• Exercise input
========

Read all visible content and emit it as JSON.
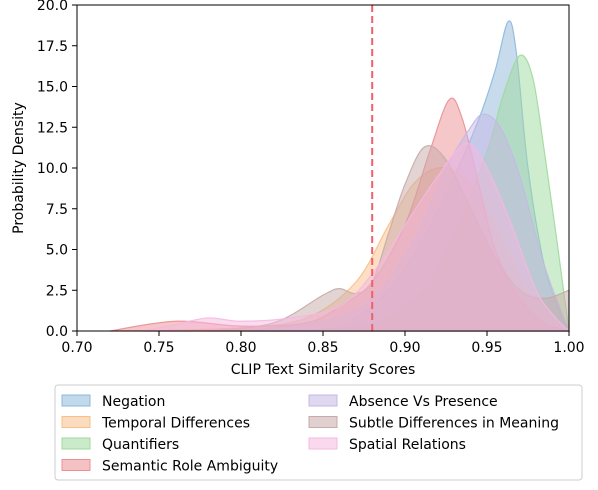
{
  "chart_data": {
    "type": "area",
    "xlabel": "CLIP Text Similarity Scores",
    "ylabel": "Probability Density",
    "xlim": [
      0.7,
      1.0
    ],
    "ylim": [
      0,
      20
    ],
    "x_ticks": [
      "0.70",
      "0.75",
      "0.80",
      "0.85",
      "0.90",
      "0.95",
      "1.00"
    ],
    "y_ticks": [
      "0.0",
      "2.5",
      "5.0",
      "7.5",
      "10.0",
      "12.5",
      "15.0",
      "17.5",
      "20.0"
    ],
    "threshold": {
      "x": 0.88,
      "color": "#f0606a",
      "style": "dashed"
    },
    "grid": false,
    "legend_position": "bottom",
    "series": [
      {
        "name": "Negation",
        "color": "#8fb8da",
        "points": [
          [
            0.8,
            0.0
          ],
          [
            0.85,
            0.1
          ],
          [
            0.87,
            0.8
          ],
          [
            0.89,
            2.5
          ],
          [
            0.91,
            5.5
          ],
          [
            0.93,
            9.5
          ],
          [
            0.945,
            13.0
          ],
          [
            0.955,
            16.0
          ],
          [
            0.963,
            19.0
          ],
          [
            0.968,
            17.0
          ],
          [
            0.975,
            10.0
          ],
          [
            0.985,
            4.0
          ],
          [
            0.995,
            1.0
          ],
          [
            1.0,
            0.0
          ]
        ]
      },
      {
        "name": "Temporal Differences",
        "color": "#f9c08a",
        "points": [
          [
            0.74,
            0.0
          ],
          [
            0.8,
            0.2
          ],
          [
            0.84,
            0.8
          ],
          [
            0.87,
            3.0
          ],
          [
            0.89,
            6.5
          ],
          [
            0.905,
            9.0
          ],
          [
            0.92,
            10.0
          ],
          [
            0.935,
            9.5
          ],
          [
            0.95,
            7.5
          ],
          [
            0.965,
            4.5
          ],
          [
            0.98,
            1.5
          ],
          [
            0.995,
            0.3
          ],
          [
            1.0,
            0.0
          ]
        ]
      },
      {
        "name": "Quantifiers",
        "color": "#9ed99e",
        "points": [
          [
            0.84,
            0.0
          ],
          [
            0.88,
            0.5
          ],
          [
            0.91,
            2.5
          ],
          [
            0.93,
            6.0
          ],
          [
            0.95,
            11.0
          ],
          [
            0.96,
            14.5
          ],
          [
            0.97,
            16.9
          ],
          [
            0.978,
            15.5
          ],
          [
            0.985,
            11.0
          ],
          [
            0.992,
            6.0
          ],
          [
            1.0,
            0.0
          ]
        ]
      },
      {
        "name": "Semantic Role Ambiguity",
        "color": "#ec8f93",
        "points": [
          [
            0.72,
            0.0
          ],
          [
            0.76,
            0.6
          ],
          [
            0.8,
            0.3
          ],
          [
            0.84,
            0.5
          ],
          [
            0.86,
            1.5
          ],
          [
            0.88,
            3.0
          ],
          [
            0.9,
            6.5
          ],
          [
            0.915,
            11.0
          ],
          [
            0.927,
            14.2
          ],
          [
            0.935,
            13.0
          ],
          [
            0.945,
            9.0
          ],
          [
            0.955,
            5.0
          ],
          [
            0.97,
            2.0
          ],
          [
            0.985,
            0.5
          ],
          [
            1.0,
            0.0
          ]
        ]
      },
      {
        "name": "Absence Vs Presence",
        "color": "#c5b8e6",
        "points": [
          [
            0.8,
            0.0
          ],
          [
            0.85,
            0.6
          ],
          [
            0.88,
            2.0
          ],
          [
            0.905,
            5.5
          ],
          [
            0.925,
            10.0
          ],
          [
            0.94,
            12.5
          ],
          [
            0.948,
            13.3
          ],
          [
            0.958,
            12.5
          ],
          [
            0.97,
            9.5
          ],
          [
            0.985,
            4.0
          ],
          [
            1.0,
            0.0
          ]
        ]
      },
      {
        "name": "Subtle Differences in Meaning",
        "color": "#c8aaaa",
        "points": [
          [
            0.78,
            0.0
          ],
          [
            0.82,
            0.5
          ],
          [
            0.85,
            2.2
          ],
          [
            0.86,
            2.6
          ],
          [
            0.87,
            2.3
          ],
          [
            0.88,
            3.0
          ],
          [
            0.89,
            6.0
          ],
          [
            0.9,
            9.0
          ],
          [
            0.912,
            11.3
          ],
          [
            0.925,
            10.5
          ],
          [
            0.94,
            7.5
          ],
          [
            0.955,
            4.5
          ],
          [
            0.97,
            2.5
          ],
          [
            0.985,
            2.0
          ],
          [
            1.0,
            2.5
          ]
        ]
      },
      {
        "name": "Spatial Relations",
        "color": "#f5b8e0",
        "points": [
          [
            0.74,
            0.0
          ],
          [
            0.76,
            0.4
          ],
          [
            0.78,
            0.8
          ],
          [
            0.8,
            0.6
          ],
          [
            0.83,
            0.8
          ],
          [
            0.86,
            1.5
          ],
          [
            0.88,
            3.5
          ],
          [
            0.9,
            6.5
          ],
          [
            0.92,
            9.5
          ],
          [
            0.937,
            11.5
          ],
          [
            0.95,
            10.0
          ],
          [
            0.965,
            6.5
          ],
          [
            0.98,
            2.5
          ],
          [
            0.992,
            0.8
          ],
          [
            1.0,
            0.0
          ]
        ]
      }
    ]
  },
  "legend": {
    "columns": [
      [
        "Negation",
        "Temporal Differences",
        "Quantifiers",
        "Semantic Role Ambiguity"
      ],
      [
        "Absence Vs Presence",
        "Subtle Differences in Meaning",
        "Spatial Relations"
      ]
    ]
  }
}
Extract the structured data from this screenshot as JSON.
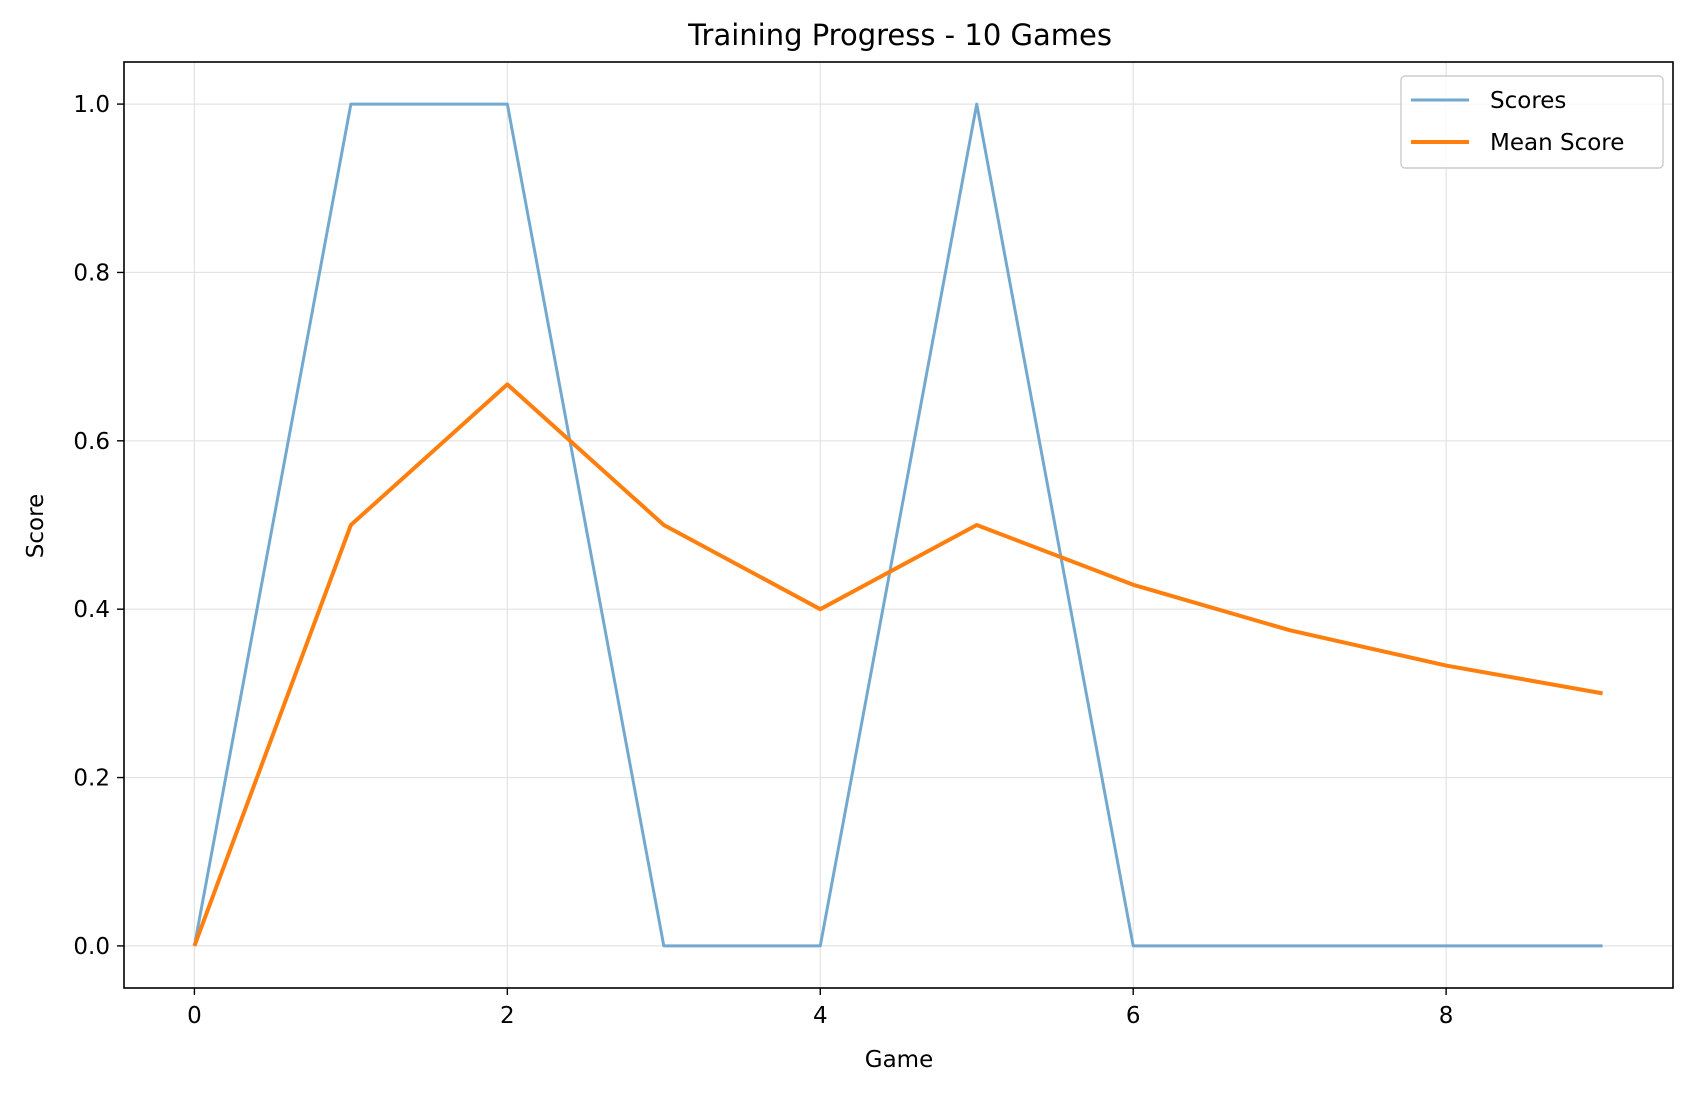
{
  "chart_data": {
    "type": "line",
    "title": "Training Progress - 10 Games",
    "xlabel": "Game",
    "ylabel": "Score",
    "x": [
      0,
      1,
      2,
      3,
      4,
      5,
      6,
      7,
      8,
      9
    ],
    "series": [
      {
        "name": "Scores",
        "color": "#74a9cf",
        "values": [
          0,
          1,
          1,
          0,
          0,
          1,
          0,
          0,
          0,
          0
        ]
      },
      {
        "name": "Mean Score",
        "color": "#ff7f0e",
        "values": [
          0,
          0.5,
          0.667,
          0.5,
          0.4,
          0.5,
          0.429,
          0.375,
          0.333,
          0.3
        ]
      }
    ],
    "xlim": [
      -0.45,
      9.45
    ],
    "ylim": [
      -0.05,
      1.05
    ],
    "xticks": [
      0,
      2,
      4,
      6,
      8
    ],
    "xtick_labels": [
      "0",
      "2",
      "4",
      "6",
      "8"
    ],
    "yticks": [
      0,
      0.2,
      0.4,
      0.6,
      0.8,
      1.0
    ],
    "ytick_labels": [
      "0.0",
      "0.2",
      "0.4",
      "0.6",
      "0.8",
      "1.0"
    ],
    "grid": true,
    "legend_position": "top-right"
  }
}
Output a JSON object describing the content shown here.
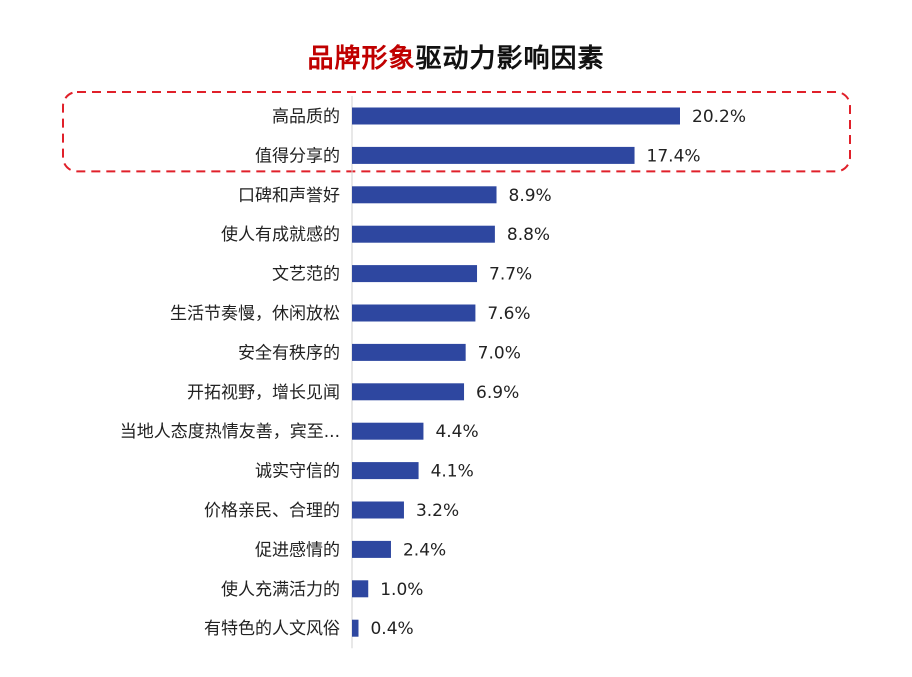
{
  "chart_data": {
    "type": "bar",
    "orientation": "horizontal",
    "title": "品牌形象驱动力影响因素",
    "title_highlight": "品牌形象",
    "title_rest": "驱动力影响因素",
    "categories": [
      "高品质的",
      "值得分享的",
      "口碑和声誉好",
      "使人有成就感的",
      "文艺范的",
      "生活节奏慢，休闲放松",
      "安全有秩序的",
      "开拓视野，增长见闻",
      "当地人态度热情友善，宾至...",
      "诚实守信的",
      "价格亲民、合理的",
      "促进感情的",
      "使人充满活力的",
      "有特色的人文风俗"
    ],
    "values": [
      20.2,
      17.4,
      8.9,
      8.8,
      7.7,
      7.6,
      7.0,
      6.9,
      4.4,
      4.1,
      3.2,
      2.4,
      1.0,
      0.4
    ],
    "value_labels": [
      "20.2%",
      "17.4%",
      "8.9%",
      "8.8%",
      "7.7%",
      "7.6%",
      "7.0%",
      "6.9%",
      "4.4%",
      "4.1%",
      "3.2%",
      "2.4%",
      "1.0%",
      "0.4%"
    ],
    "xlim": [
      0,
      20.2
    ],
    "highlighted_categories": [
      "高品质的",
      "值得分享的"
    ],
    "grid": false,
    "legend": "none",
    "colors": {
      "bar": "#2E47A0",
      "title_accent": "#C00000",
      "highlight_box": "#E0202A",
      "axis": "#D0D0D0"
    }
  }
}
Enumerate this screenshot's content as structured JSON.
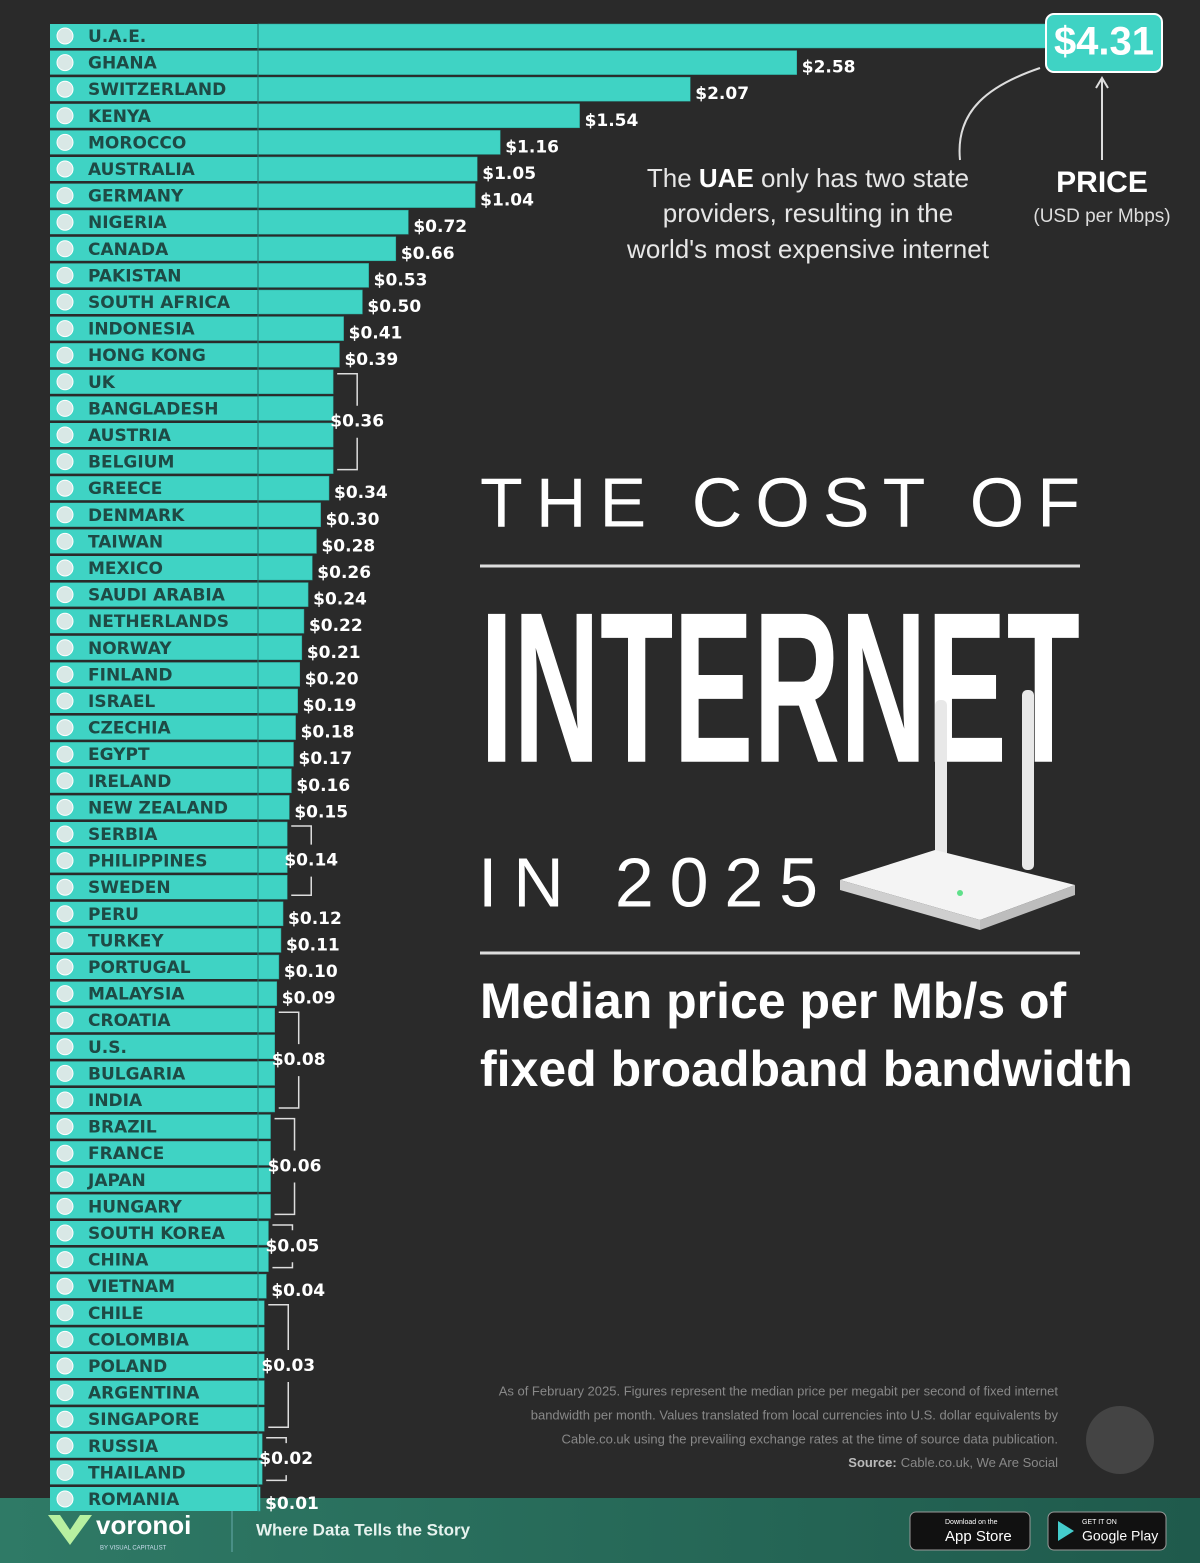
{
  "chart_data": {
    "type": "bar",
    "title_top": "THE COST OF",
    "title_main": "INTERNET",
    "title_bottom": "IN 2025",
    "subtitle": [
      "Median price per Mb/s of",
      "fixed broadband bandwidth"
    ],
    "annotation": [
      "The ",
      "UAE",
      " only has two state",
      "providers, resulting in the",
      "world's most expensive internet"
    ],
    "value_title": "PRICE",
    "value_unit": "(USD per Mbps)",
    "color": "#3fd3c4",
    "categories": [
      "U.A.E.",
      "GHANA",
      "SWITZERLAND",
      "KENYA",
      "MOROCCO",
      "AUSTRALIA",
      "GERMANY",
      "NIGERIA",
      "CANADA",
      "PAKISTAN",
      "SOUTH AFRICA",
      "INDONESIA",
      "HONG KONG",
      "UK",
      "BANGLADESH",
      "AUSTRIA",
      "BELGIUM",
      "GREECE",
      "DENMARK",
      "TAIWAN",
      "MEXICO",
      "SAUDI ARABIA",
      "NETHERLANDS",
      "NORWAY",
      "FINLAND",
      "ISRAEL",
      "CZECHIA",
      "EGYPT",
      "IRELAND",
      "NEW ZEALAND",
      "SERBIA",
      "PHILIPPINES",
      "SWEDEN",
      "PERU",
      "TURKEY",
      "PORTUGAL",
      "MALAYSIA",
      "CROATIA",
      "U.S.",
      "BULGARIA",
      "INDIA",
      "BRAZIL",
      "FRANCE",
      "JAPAN",
      "HUNGARY",
      "SOUTH KOREA",
      "CHINA",
      "VIETNAM",
      "CHILE",
      "COLOMBIA",
      "POLAND",
      "ARGENTINA",
      "SINGAPORE",
      "RUSSIA",
      "THAILAND",
      "ROMANIA"
    ],
    "values": [
      4.31,
      2.58,
      2.07,
      1.54,
      1.16,
      1.05,
      1.04,
      0.72,
      0.66,
      0.53,
      0.5,
      0.41,
      0.39,
      0.36,
      0.36,
      0.36,
      0.36,
      0.34,
      0.3,
      0.28,
      0.26,
      0.24,
      0.22,
      0.21,
      0.2,
      0.19,
      0.18,
      0.17,
      0.16,
      0.15,
      0.14,
      0.14,
      0.14,
      0.12,
      0.11,
      0.1,
      0.09,
      0.08,
      0.08,
      0.08,
      0.08,
      0.06,
      0.06,
      0.06,
      0.06,
      0.05,
      0.05,
      0.04,
      0.03,
      0.03,
      0.03,
      0.03,
      0.03,
      0.02,
      0.02,
      0.01
    ],
    "value_labels": [
      "$4.31",
      "$2.58",
      "$2.07",
      "$1.54",
      "$1.16",
      "$1.05",
      "$1.04",
      "$0.72",
      "$0.66",
      "$0.53",
      "$0.50",
      "$0.41",
      "$0.39",
      "$0.36",
      null,
      null,
      null,
      "$0.34",
      "$0.30",
      "$0.28",
      "$0.26",
      "$0.24",
      "$0.22",
      "$0.21",
      "$0.20",
      "$0.19",
      "$0.18",
      "$0.17",
      "$0.16",
      "$0.15",
      "$0.14",
      null,
      null,
      "$0.12",
      "$0.11",
      "$0.10",
      "$0.09",
      "$0.08",
      null,
      null,
      null,
      "$0.06",
      null,
      null,
      null,
      "$0.05",
      null,
      "$0.04",
      "$0.03",
      null,
      null,
      null,
      null,
      "$0.02",
      null,
      "$0.01"
    ],
    "note": [
      "As of February 2025. Figures represent the median price per megabit per second of fixed internet",
      "bandwidth per month. Values translated from local currencies into U.S. dollar equivalents by",
      "Cable.co.uk using the prevailing exchange rates at the time of source data publication."
    ],
    "source_label": "Source:",
    "source": "Cable.co.uk, We Are Social"
  },
  "footer": {
    "brand": "voronoi",
    "brand_sub": "BY VISUAL CAPITALIST",
    "tagline": "Where Data Tells the Story",
    "app_store_small": "Download on the",
    "app_store": "App Store",
    "google_small": "GET IT ON",
    "google": "Google Play"
  }
}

========

• Requirements
Search the listing for the string "Scores". Copy each line where it turns up.

• Answer to the problem
    "xlabel": "CLIP Text Similarity Scores",
        "name": "Scores",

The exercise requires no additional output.